### Exercise
Your task is to repeat the listing exactly.

========================================================================

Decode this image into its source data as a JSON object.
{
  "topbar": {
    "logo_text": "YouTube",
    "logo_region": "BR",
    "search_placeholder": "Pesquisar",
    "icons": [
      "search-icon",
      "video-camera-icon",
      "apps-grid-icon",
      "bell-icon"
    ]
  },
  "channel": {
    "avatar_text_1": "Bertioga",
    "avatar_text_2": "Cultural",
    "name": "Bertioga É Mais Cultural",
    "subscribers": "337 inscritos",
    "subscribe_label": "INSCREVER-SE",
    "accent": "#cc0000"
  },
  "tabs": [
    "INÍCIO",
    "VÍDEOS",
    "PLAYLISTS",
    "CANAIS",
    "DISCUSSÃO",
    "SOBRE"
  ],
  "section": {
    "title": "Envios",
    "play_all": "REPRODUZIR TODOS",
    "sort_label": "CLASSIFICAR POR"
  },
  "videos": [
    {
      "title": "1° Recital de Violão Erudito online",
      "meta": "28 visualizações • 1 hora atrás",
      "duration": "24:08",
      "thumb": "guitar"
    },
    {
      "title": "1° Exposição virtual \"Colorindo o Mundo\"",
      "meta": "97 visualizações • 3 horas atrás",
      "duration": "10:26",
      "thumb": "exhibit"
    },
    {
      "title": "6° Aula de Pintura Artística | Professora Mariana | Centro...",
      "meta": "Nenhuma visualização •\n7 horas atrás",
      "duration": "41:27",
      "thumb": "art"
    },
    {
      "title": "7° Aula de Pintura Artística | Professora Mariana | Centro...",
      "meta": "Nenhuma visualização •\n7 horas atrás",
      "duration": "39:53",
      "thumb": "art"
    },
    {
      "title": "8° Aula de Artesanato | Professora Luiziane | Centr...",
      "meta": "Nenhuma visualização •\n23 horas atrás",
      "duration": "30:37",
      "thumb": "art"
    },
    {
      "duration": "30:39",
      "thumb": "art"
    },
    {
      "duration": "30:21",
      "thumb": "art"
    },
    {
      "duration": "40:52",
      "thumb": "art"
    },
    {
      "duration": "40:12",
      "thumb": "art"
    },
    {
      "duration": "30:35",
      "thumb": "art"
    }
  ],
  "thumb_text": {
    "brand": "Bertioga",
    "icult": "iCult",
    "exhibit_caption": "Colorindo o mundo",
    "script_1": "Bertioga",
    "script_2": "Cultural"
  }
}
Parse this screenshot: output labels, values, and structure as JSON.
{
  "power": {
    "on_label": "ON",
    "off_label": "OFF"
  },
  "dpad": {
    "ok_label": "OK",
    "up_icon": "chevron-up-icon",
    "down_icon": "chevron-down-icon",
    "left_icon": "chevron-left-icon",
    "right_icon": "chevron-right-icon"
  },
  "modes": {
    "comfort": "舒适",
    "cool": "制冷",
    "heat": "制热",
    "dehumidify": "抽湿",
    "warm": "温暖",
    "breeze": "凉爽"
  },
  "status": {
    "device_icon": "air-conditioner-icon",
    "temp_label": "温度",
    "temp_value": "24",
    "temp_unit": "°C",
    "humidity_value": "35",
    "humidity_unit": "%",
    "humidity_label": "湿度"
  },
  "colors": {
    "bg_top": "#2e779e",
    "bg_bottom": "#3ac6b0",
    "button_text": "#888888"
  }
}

========================================================================

### Solution to the problem
Decode this image into its source data as a JSON object.
{
  "topbar": {
    "logo_text": "YouTube",
    "logo_region": "BR",
    "search_placeholder": "Pesquisar",
    "icons": [
      "search-icon",
      "video-camera-icon",
      "apps-grid-icon",
      "bell-icon"
    ]
  },
  "channel": {
    "avatar_text_1": "Bertioga",
    "avatar_text_2": "Cultural",
    "name": "Bertioga É Mais Cultural",
    "subscribers": "337 inscritos",
    "subscribe_label": "INSCREVER-SE",
    "accent": "#cc0000"
  },
  "tabs": [
    "INÍCIO",
    "VÍDEOS",
    "PLAYLISTS",
    "CANAIS",
    "DISCUSSÃO",
    "SOBRE"
  ],
  "section": {
    "title": "Envios",
    "play_all": "REPRODUZIR TODOS",
    "sort_label": "CLASSIFICAR POR"
  },
  "videos": [
    {
      "title": "1° Recital de Violão Erudito online",
      "meta": "28 visualizações • 1 hora atrás",
      "duration": "24:08",
      "thumb": "guitar"
    },
    {
      "title": "1° Exposição virtual \"Colorindo o Mundo\"",
      "meta": "97 visualizações • 3 horas atrás",
      "duration": "10:26",
      "thumb": "exhibit"
    },
    {
      "title": "6° Aula de Pintura Artística | Professora Mariana | Centro...",
      "meta": "Nenhuma visualização •\n7 horas atrás",
      "duration": "41:27",
      "thumb": "art"
    },
    {
      "title": "7° Aula de Pintura Artística | Professora Mariana | Centro...",
      "meta": "Nenhuma visualização •\n7 horas atrás",
      "duration": "39:53",
      "thumb": "art"
    },
    {
      "title": "8° Aula de Artesanato | Professora Luiziane | Centr...",
      "meta": "Nenhuma visualização •\n23 horas atrás",
      "duration": "30:37",
      "thumb": "art"
    },
    {
      "duration": "30:39",
      "thumb": "art"
    },
    {
      "duration": "30:21",
      "thumb": "art"
    },
    {
      "duration": "40:52",
      "thumb": "art"
    },
    {
      "duration": "40:12",
      "thumb": "art"
    },
    {
      "duration": "30:35",
      "thumb": "art"
    }
  ],
  "thumb_text": {
    "brand": "Bertioga",
    "icult": "iCult",
    "exhibit_caption": "Colorindo o mundo",
    "script_1": "Bertioga",
    "script_2": "Cultural"
  }
}
Parse this screenshot: output labels, values, and structure as JSON.
{
  "power": {
    "on_label": "ON",
    "off_label": "OFF"
  },
  "dpad": {
    "ok_label": "OK",
    "up_icon": "chevron-up-icon",
    "down_icon": "chevron-down-icon",
    "left_icon": "chevron-left-icon",
    "right_icon": "chevron-right-icon"
  },
  "modes": {
    "comfort": "舒适",
    "cool": "制冷",
    "heat": "制热",
    "dehumidify": "抽湿",
    "warm": "温暖",
    "breeze": "凉爽"
  },
  "status": {
    "device_icon": "air-conditioner-icon",
    "temp_label": "温度",
    "temp_value": "24",
    "temp_unit": "°C",
    "humidity_value": "35",
    "humidity_unit": "%",
    "humidity_label": "湿度"
  },
  "colors": {
    "bg_top": "#2e779e",
    "bg_bottom": "#3ac6b0",
    "button_text": "#888888"
  }
}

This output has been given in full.